__What is expected__. Every line in the listing is to be echoed verbatim.

__Material__.
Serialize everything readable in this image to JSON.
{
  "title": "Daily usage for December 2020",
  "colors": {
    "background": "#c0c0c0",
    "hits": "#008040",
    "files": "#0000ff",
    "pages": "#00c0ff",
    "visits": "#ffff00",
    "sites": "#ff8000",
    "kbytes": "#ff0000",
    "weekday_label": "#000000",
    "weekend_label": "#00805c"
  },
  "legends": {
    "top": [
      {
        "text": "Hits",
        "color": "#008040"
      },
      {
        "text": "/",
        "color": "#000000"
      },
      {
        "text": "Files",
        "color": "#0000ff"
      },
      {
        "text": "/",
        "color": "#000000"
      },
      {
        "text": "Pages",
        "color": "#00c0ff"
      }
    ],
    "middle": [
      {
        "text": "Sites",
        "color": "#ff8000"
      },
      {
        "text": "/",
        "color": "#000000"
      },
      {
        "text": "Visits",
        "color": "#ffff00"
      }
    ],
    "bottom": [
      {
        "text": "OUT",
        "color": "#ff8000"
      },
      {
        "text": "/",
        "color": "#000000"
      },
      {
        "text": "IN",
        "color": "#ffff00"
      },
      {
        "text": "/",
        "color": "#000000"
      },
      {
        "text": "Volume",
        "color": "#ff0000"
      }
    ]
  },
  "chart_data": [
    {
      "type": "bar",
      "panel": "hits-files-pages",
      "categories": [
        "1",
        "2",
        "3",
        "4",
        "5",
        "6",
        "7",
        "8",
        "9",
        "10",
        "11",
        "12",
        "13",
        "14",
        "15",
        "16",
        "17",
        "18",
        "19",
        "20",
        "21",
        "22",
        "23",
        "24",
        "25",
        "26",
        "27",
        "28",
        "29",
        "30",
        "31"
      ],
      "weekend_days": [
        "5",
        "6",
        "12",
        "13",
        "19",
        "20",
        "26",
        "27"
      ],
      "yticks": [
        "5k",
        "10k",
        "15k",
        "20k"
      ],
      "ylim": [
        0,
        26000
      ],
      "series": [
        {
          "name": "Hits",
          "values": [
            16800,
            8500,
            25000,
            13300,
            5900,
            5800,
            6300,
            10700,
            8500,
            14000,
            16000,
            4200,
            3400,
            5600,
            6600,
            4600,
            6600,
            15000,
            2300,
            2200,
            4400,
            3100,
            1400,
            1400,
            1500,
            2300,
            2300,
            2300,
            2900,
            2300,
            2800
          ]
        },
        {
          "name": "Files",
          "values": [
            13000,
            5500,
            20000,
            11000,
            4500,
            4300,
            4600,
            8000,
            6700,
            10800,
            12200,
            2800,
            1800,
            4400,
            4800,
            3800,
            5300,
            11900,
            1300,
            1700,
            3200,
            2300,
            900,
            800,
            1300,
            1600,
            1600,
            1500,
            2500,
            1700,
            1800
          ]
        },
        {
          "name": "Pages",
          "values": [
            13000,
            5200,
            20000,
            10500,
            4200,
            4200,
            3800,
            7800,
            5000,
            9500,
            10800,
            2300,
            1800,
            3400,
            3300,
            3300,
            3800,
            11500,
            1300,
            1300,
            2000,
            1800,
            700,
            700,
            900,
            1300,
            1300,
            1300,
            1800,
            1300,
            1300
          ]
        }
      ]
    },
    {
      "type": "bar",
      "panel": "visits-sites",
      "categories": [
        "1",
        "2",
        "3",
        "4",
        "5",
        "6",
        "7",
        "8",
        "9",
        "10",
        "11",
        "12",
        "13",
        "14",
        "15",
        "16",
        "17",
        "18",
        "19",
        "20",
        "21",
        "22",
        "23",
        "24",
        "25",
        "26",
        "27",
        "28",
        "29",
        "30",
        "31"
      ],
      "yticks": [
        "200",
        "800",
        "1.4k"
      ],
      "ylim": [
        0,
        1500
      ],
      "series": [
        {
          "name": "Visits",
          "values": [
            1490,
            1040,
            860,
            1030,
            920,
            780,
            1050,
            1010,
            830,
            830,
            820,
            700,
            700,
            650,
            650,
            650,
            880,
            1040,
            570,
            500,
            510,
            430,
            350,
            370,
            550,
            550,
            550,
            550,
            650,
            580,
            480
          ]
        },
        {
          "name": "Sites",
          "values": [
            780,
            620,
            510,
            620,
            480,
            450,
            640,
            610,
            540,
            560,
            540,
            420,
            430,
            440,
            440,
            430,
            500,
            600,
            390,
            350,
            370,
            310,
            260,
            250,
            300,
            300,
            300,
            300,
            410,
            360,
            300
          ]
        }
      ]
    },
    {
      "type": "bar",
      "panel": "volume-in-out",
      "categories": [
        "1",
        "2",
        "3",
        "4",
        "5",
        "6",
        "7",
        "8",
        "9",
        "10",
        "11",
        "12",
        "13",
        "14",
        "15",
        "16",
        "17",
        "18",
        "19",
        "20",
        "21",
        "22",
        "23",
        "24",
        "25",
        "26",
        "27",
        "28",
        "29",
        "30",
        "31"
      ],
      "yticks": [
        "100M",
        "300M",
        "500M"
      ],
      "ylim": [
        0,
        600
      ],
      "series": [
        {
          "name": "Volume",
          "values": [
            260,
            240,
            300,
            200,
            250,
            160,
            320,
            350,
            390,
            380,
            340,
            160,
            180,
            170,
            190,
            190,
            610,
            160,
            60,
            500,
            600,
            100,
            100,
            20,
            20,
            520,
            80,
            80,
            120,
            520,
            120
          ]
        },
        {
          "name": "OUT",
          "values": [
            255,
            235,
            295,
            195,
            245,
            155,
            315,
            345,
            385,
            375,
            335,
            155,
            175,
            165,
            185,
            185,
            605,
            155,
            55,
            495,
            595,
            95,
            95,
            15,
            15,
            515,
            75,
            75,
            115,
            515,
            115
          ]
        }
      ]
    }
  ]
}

__Complete output__.
Serialize everything readable in this image to JSON.
{
  "title": "Daily usage for December 2020",
  "colors": {
    "background": "#c0c0c0",
    "hits": "#008040",
    "files": "#0000ff",
    "pages": "#00c0ff",
    "visits": "#ffff00",
    "sites": "#ff8000",
    "kbytes": "#ff0000",
    "weekday_label": "#000000",
    "weekend_label": "#00805c"
  },
  "legends": {
    "top": [
      {
        "text": "Hits",
        "color": "#008040"
      },
      {
        "text": "/",
        "color": "#000000"
      },
      {
        "text": "Files",
        "color": "#0000ff"
      },
      {
        "text": "/",
        "color": "#000000"
      },
      {
        "text": "Pages",
        "color": "#00c0ff"
      }
    ],
    "middle": [
      {
        "text": "Sites",
        "color": "#ff8000"
      },
      {
        "text": "/",
        "color": "#000000"
      },
      {
        "text": "Visits",
        "color": "#ffff00"
      }
    ],
    "bottom": [
      {
        "text": "OUT",
        "color": "#ff8000"
      },
      {
        "text": "/",
        "color": "#000000"
      },
      {
        "text": "IN",
        "color": "#ffff00"
      },
      {
        "text": "/",
        "color": "#000000"
      },
      {
        "text": "Volume",
        "color": "#ff0000"
      }
    ]
  },
  "chart_data": [
    {
      "type": "bar",
      "panel": "hits-files-pages",
      "categories": [
        "1",
        "2",
        "3",
        "4",
        "5",
        "6",
        "7",
        "8",
        "9",
        "10",
        "11",
        "12",
        "13",
        "14",
        "15",
        "16",
        "17",
        "18",
        "19",
        "20",
        "21",
        "22",
        "23",
        "24",
        "25",
        "26",
        "27",
        "28",
        "29",
        "30",
        "31"
      ],
      "weekend_days": [
        "5",
        "6",
        "12",
        "13",
        "19",
        "20",
        "26",
        "27"
      ],
      "yticks": [
        "5k",
        "10k",
        "15k",
        "20k"
      ],
      "ylim": [
        0,
        26000
      ],
      "series": [
        {
          "name": "Hits",
          "values": [
            16800,
            8500,
            25000,
            13300,
            5900,
            5800,
            6300,
            10700,
            8500,
            14000,
            16000,
            4200,
            3400,
            5600,
            6600,
            4600,
            6600,
            15000,
            2300,
            2200,
            4400,
            3100,
            1400,
            1400,
            1500,
            2300,
            2300,
            2300,
            2900,
            2300,
            2800
          ]
        },
        {
          "name": "Files",
          "values": [
            13000,
            5500,
            20000,
            11000,
            4500,
            4300,
            4600,
            8000,
            6700,
            10800,
            12200,
            2800,
            1800,
            4400,
            4800,
            3800,
            5300,
            11900,
            1300,
            1700,
            3200,
            2300,
            900,
            800,
            1300,
            1600,
            1600,
            1500,
            2500,
            1700,
            1800
          ]
        },
        {
          "name": "Pages",
          "values": [
            13000,
            5200,
            20000,
            10500,
            4200,
            4200,
            3800,
            7800,
            5000,
            9500,
            10800,
            2300,
            1800,
            3400,
            3300,
            3300,
            3800,
            11500,
            1300,
            1300,
            2000,
            1800,
            700,
            700,
            900,
            1300,
            1300,
            1300,
            1800,
            1300,
            1300
          ]
        }
      ]
    },
    {
      "type": "bar",
      "panel": "visits-sites",
      "categories": [
        "1",
        "2",
        "3",
        "4",
        "5",
        "6",
        "7",
        "8",
        "9",
        "10",
        "11",
        "12",
        "13",
        "14",
        "15",
        "16",
        "17",
        "18",
        "19",
        "20",
        "21",
        "22",
        "23",
        "24",
        "25",
        "26",
        "27",
        "28",
        "29",
        "30",
        "31"
      ],
      "yticks": [
        "200",
        "800",
        "1.4k"
      ],
      "ylim": [
        0,
        1500
      ],
      "series": [
        {
          "name": "Visits",
          "values": [
            1490,
            1040,
            860,
            1030,
            920,
            780,
            1050,
            1010,
            830,
            830,
            820,
            700,
            700,
            650,
            650,
            650,
            880,
            1040,
            570,
            500,
            510,
            430,
            350,
            370,
            550,
            550,
            550,
            550,
            650,
            580,
            480
          ]
        },
        {
          "name": "Sites",
          "values": [
            780,
            620,
            510,
            620,
            480,
            450,
            640,
            610,
            540,
            560,
            540,
            420,
            430,
            440,
            440,
            430,
            500,
            600,
            390,
            350,
            370,
            310,
            260,
            250,
            300,
            300,
            300,
            300,
            410,
            360,
            300
          ]
        }
      ]
    },
    {
      "type": "bar",
      "panel": "volume-in-out",
      "categories": [
        "1",
        "2",
        "3",
        "4",
        "5",
        "6",
        "7",
        "8",
        "9",
        "10",
        "11",
        "12",
        "13",
        "14",
        "15",
        "16",
        "17",
        "18",
        "19",
        "20",
        "21",
        "22",
        "23",
        "24",
        "25",
        "26",
        "27",
        "28",
        "29",
        "30",
        "31"
      ],
      "yticks": [
        "100M",
        "300M",
        "500M"
      ],
      "ylim": [
        0,
        600
      ],
      "series": [
        {
          "name": "Volume",
          "values": [
            260,
            240,
            300,
            200,
            250,
            160,
            320,
            350,
            390,
            380,
            340,
            160,
            180,
            170,
            190,
            190,
            610,
            160,
            60,
            500,
            600,
            100,
            100,
            20,
            20,
            520,
            80,
            80,
            120,
            520,
            120
          ]
        },
        {
          "name": "OUT",
          "values": [
            255,
            235,
            295,
            195,
            245,
            155,
            315,
            345,
            385,
            375,
            335,
            155,
            175,
            165,
            185,
            185,
            605,
            155,
            55,
            495,
            595,
            95,
            95,
            15,
            15,
            515,
            75,
            75,
            115,
            515,
            115
          ]
        }
      ]
    }
  ]
}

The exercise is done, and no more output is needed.